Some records
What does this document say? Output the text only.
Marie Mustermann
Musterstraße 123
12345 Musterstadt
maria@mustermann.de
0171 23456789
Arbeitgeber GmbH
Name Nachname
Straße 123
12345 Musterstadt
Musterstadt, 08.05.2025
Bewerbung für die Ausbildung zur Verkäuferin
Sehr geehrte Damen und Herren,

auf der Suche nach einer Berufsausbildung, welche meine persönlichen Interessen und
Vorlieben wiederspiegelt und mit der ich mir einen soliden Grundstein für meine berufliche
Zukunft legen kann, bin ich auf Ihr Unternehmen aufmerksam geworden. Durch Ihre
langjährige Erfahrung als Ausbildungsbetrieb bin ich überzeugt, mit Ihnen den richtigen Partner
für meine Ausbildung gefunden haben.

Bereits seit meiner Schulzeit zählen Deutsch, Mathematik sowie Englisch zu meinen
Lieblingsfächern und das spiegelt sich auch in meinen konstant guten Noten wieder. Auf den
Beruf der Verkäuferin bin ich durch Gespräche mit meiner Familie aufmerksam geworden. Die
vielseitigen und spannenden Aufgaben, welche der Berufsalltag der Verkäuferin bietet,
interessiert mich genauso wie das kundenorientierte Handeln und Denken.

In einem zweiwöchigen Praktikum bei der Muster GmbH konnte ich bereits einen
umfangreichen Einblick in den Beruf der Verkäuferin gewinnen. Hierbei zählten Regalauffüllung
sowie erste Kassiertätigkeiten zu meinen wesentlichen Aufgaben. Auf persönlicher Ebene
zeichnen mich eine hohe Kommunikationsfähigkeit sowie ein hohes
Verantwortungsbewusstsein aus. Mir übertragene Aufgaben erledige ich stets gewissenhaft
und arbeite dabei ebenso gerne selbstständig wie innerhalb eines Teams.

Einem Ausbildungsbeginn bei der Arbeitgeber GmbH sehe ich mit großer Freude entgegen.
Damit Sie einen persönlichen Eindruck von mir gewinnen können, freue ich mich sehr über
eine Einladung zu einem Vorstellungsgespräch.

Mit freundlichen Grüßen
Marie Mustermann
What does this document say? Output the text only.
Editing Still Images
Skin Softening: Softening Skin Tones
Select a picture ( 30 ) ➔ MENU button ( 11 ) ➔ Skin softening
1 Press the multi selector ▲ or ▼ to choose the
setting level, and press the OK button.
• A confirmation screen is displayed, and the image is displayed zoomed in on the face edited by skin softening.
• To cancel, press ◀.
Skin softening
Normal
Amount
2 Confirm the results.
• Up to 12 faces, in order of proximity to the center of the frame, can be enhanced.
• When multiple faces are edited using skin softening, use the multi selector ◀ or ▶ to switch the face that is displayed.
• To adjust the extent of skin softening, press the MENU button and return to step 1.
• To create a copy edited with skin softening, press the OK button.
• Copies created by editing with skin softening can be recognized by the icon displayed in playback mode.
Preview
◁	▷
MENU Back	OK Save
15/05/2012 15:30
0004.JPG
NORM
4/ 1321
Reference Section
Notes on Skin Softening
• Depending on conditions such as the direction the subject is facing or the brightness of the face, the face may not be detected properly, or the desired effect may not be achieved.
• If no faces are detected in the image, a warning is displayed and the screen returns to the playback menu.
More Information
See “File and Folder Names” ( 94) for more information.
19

__DIRECTIVE__: From the entries above, copy every line containing the word "screen".

__ANSWER TO THIS PROBLEM__:
• A confirmation screen is displayed, and the image is displayed zoomed in on the face edited by skin softening.
• If no faces are detected in the image, a warning is displayed and the screen returns to the playback menu.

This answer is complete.